◆ DO THIS: Without including the pictures, copy out every line below.

Recorded data:
------------------------------------
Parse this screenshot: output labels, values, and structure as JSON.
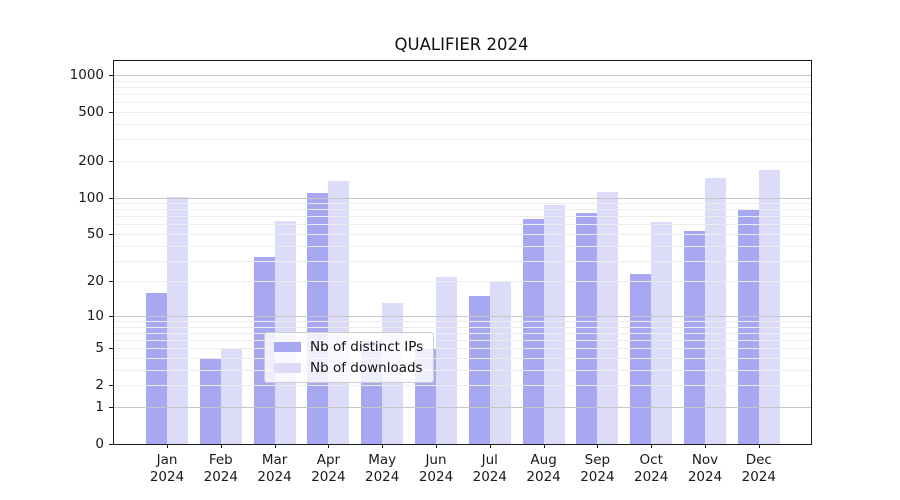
{
  "title": "QUALIFIER 2024",
  "chart_data": {
    "type": "bar",
    "title": "QUALIFIER 2024",
    "categories": [
      "Jan 2024",
      "Feb 2024",
      "Mar 2024",
      "Apr 2024",
      "May 2024",
      "Jun 2024",
      "Jul 2024",
      "Aug 2024",
      "Sep 2024",
      "Oct 2024",
      "Nov 2024",
      "Dec 2024"
    ],
    "series": [
      {
        "name": "Nb of distinct IPs",
        "color": "#a8a8f2",
        "values": [
          16,
          4,
          32,
          108,
          6,
          5,
          15,
          67,
          74,
          23,
          53,
          80
        ]
      },
      {
        "name": "Nb of downloads",
        "color": "#dcdcf8",
        "values": [
          100,
          5,
          64,
          137,
          13,
          22,
          20,
          87,
          110,
          63,
          145,
          168
        ]
      }
    ],
    "xlabel": "",
    "ylabel": "",
    "y_scale": "log10(1+x)",
    "y_ticks": [
      0,
      1,
      2,
      5,
      10,
      20,
      50,
      100,
      200,
      500,
      1000
    ],
    "ylim": [
      0,
      1300
    ],
    "grid": "on",
    "legend_position": "lower-center"
  },
  "colors": {
    "grid_major": "#c6c6c6",
    "grid_minor": "#ececec",
    "axis": "#1a1a1a",
    "background": "#ffffff"
  }
}
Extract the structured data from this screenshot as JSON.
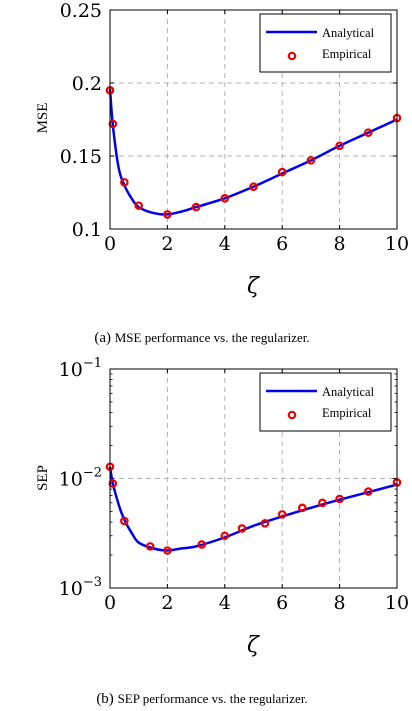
------------------------------------
◆ SOLUTION TO THE EXERCISE:
Parse this screenshot: output labels, values, and structure as JSON.
{
  "title": "QUALIFIER 2024",
  "chart_data": {
    "type": "bar",
    "title": "QUALIFIER 2024",
    "categories": [
      "Jan 2024",
      "Feb 2024",
      "Mar 2024",
      "Apr 2024",
      "May 2024",
      "Jun 2024",
      "Jul 2024",
      "Aug 2024",
      "Sep 2024",
      "Oct 2024",
      "Nov 2024",
      "Dec 2024"
    ],
    "series": [
      {
        "name": "Nb of distinct IPs",
        "color": "#a8a8f2",
        "values": [
          16,
          4,
          32,
          108,
          6,
          5,
          15,
          67,
          74,
          23,
          53,
          80
        ]
      },
      {
        "name": "Nb of downloads",
        "color": "#dcdcf8",
        "values": [
          100,
          5,
          64,
          137,
          13,
          22,
          20,
          87,
          110,
          63,
          145,
          168
        ]
      }
    ],
    "xlabel": "",
    "ylabel": "",
    "y_scale": "log10(1+x)",
    "y_ticks": [
      0,
      1,
      2,
      5,
      10,
      20,
      50,
      100,
      200,
      500,
      1000
    ],
    "ylim": [
      0,
      1300
    ],
    "grid": "on",
    "legend_position": "lower-center"
  },
  "colors": {
    "grid_major": "#c6c6c6",
    "grid_minor": "#ececec",
    "axis": "#1a1a1a",
    "background": "#ffffff"
  }
}
Extract the structured data from this screenshot as JSON.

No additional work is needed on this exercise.